WHAT YOU WILL DO: What is the count of lines in the listing below that hold the string "我们才不难理解"? Reply with that number alone.

(Recorded data)
# # # # # # #

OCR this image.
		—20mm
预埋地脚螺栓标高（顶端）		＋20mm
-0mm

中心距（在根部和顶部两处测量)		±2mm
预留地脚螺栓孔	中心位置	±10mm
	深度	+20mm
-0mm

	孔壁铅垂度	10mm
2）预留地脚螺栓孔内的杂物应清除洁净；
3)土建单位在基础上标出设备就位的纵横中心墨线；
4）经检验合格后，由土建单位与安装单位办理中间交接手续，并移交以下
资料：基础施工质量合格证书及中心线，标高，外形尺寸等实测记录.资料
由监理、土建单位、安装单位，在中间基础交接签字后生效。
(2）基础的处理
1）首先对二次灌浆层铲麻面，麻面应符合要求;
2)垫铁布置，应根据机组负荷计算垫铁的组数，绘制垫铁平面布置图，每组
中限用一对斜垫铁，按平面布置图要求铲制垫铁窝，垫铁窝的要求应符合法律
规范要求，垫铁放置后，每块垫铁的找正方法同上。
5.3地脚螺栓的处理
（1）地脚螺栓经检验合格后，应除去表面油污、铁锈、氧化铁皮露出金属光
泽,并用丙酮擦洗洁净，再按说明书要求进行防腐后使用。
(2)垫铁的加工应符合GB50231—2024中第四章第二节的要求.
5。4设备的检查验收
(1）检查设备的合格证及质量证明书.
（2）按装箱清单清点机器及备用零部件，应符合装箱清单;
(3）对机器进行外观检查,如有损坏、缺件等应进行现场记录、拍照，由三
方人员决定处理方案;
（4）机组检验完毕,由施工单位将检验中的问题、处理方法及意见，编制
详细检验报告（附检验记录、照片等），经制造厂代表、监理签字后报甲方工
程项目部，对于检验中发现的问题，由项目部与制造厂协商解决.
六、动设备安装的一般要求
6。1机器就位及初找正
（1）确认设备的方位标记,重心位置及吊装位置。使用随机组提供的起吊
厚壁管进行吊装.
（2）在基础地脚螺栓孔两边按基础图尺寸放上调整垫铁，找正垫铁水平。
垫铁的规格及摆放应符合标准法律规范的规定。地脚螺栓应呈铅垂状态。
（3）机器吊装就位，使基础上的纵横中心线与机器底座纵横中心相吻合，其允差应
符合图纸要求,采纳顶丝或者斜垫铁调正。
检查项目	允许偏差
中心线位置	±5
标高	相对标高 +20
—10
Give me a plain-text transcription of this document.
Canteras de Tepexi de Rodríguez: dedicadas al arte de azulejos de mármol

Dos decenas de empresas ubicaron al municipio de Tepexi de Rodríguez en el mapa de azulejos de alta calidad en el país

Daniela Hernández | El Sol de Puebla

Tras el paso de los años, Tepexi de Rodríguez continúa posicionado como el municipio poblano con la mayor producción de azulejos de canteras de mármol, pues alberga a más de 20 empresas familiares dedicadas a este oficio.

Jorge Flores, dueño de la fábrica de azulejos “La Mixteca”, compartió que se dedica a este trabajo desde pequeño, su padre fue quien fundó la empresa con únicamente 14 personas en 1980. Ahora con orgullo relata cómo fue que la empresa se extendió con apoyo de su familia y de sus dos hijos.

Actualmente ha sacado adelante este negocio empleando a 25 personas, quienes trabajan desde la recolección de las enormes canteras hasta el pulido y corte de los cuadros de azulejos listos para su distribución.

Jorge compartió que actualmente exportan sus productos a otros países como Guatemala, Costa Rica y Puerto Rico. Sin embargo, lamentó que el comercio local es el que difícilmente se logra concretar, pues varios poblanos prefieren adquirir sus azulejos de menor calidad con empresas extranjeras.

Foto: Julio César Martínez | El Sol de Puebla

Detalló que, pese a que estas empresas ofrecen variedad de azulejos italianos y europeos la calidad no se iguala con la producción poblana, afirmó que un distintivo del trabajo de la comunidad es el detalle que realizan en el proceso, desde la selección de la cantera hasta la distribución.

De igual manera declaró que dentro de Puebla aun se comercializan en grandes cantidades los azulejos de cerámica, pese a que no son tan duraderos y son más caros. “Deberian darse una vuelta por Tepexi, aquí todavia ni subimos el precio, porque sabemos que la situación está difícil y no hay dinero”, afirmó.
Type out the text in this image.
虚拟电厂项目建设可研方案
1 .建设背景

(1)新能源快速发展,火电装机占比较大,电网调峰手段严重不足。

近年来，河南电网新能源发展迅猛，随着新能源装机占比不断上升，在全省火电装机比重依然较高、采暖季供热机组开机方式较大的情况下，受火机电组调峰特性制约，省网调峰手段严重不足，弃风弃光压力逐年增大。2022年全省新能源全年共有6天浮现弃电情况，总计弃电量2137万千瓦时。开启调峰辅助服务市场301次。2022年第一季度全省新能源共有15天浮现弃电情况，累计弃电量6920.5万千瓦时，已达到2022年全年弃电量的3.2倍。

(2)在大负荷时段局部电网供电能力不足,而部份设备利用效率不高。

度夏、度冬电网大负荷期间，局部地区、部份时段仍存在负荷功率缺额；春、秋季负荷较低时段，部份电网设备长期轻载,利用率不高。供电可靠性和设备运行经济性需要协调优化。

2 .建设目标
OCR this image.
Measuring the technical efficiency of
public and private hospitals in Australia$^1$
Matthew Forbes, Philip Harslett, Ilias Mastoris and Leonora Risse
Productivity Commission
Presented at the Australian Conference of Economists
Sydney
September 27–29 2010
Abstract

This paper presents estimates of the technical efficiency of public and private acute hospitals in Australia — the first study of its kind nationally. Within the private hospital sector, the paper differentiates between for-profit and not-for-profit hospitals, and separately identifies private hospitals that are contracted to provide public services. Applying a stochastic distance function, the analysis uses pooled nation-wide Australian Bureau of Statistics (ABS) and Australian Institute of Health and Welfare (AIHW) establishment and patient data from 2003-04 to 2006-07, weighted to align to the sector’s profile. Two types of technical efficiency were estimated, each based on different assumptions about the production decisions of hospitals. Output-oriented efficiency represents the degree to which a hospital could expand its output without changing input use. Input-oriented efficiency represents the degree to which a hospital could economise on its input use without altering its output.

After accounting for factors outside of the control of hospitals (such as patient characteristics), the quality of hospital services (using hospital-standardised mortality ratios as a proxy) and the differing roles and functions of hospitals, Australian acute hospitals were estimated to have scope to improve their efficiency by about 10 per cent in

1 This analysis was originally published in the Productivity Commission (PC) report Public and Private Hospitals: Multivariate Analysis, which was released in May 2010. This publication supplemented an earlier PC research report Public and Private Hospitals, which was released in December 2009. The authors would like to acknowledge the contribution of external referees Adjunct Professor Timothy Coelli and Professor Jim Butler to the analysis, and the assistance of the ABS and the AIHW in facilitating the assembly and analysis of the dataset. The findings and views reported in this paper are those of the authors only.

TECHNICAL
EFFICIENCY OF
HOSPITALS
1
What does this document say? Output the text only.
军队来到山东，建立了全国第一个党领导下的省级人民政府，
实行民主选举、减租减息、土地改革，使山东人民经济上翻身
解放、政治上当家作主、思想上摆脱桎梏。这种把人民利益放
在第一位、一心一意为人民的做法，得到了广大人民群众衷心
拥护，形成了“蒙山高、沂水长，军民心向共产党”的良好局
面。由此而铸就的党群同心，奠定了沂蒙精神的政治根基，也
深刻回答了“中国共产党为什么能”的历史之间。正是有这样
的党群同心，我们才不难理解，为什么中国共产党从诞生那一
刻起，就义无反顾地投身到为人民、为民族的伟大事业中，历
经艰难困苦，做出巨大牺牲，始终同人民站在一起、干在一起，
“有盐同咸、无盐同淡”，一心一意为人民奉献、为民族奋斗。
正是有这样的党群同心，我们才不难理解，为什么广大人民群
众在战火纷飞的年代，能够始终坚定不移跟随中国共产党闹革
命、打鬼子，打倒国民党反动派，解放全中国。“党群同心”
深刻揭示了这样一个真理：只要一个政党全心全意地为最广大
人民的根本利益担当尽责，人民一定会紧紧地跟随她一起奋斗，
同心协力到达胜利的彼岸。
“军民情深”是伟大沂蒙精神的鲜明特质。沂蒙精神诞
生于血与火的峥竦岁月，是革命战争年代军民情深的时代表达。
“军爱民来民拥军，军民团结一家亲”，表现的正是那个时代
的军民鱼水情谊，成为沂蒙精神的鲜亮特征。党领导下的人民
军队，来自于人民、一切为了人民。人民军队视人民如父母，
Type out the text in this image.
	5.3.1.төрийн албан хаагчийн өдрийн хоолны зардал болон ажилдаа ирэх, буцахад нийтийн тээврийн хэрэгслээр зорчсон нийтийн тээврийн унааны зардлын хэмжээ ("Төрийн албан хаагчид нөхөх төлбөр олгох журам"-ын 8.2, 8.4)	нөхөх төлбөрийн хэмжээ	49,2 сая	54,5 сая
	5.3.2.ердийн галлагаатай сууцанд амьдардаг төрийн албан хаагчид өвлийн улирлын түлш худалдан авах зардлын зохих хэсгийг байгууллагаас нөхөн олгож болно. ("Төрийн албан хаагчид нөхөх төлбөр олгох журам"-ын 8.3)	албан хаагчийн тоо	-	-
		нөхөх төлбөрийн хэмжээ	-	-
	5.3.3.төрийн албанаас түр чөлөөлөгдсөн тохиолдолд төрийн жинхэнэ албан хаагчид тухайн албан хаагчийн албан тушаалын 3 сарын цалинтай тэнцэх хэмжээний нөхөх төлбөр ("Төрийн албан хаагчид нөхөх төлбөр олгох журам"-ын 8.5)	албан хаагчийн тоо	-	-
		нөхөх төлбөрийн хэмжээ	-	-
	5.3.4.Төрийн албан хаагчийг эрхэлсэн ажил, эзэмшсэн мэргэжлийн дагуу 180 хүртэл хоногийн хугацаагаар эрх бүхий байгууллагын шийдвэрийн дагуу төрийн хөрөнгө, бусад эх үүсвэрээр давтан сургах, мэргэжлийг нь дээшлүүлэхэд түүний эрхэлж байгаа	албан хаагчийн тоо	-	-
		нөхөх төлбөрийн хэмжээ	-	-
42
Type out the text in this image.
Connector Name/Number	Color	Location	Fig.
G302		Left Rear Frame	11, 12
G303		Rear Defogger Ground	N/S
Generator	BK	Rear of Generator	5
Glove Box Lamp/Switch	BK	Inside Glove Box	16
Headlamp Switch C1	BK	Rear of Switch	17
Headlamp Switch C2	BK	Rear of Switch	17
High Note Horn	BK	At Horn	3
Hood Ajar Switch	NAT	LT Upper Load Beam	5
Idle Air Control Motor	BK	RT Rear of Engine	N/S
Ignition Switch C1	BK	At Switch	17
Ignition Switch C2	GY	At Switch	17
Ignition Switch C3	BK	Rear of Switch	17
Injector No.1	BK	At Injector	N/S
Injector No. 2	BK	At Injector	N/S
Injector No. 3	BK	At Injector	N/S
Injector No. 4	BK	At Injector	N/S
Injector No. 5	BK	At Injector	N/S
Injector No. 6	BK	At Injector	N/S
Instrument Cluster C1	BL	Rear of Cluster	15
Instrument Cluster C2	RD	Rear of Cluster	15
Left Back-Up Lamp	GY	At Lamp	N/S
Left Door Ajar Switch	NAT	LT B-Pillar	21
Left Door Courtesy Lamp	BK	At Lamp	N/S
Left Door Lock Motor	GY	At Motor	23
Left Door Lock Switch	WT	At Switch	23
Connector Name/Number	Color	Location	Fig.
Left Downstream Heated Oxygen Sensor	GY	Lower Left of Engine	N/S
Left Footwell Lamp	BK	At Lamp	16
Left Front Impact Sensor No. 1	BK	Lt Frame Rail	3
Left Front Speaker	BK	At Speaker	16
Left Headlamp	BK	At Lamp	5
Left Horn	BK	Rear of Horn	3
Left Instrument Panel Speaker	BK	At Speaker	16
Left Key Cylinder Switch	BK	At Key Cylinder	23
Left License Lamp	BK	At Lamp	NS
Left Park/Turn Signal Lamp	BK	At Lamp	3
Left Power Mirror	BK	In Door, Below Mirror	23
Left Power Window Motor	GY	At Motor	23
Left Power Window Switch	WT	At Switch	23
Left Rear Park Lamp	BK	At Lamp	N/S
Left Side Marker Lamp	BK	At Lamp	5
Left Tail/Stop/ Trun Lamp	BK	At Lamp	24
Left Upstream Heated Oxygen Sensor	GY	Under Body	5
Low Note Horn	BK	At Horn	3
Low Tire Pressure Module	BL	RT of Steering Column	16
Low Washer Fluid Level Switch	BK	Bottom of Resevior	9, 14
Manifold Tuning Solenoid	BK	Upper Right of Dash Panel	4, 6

# # # # # # #

TASK RESPONSE: 2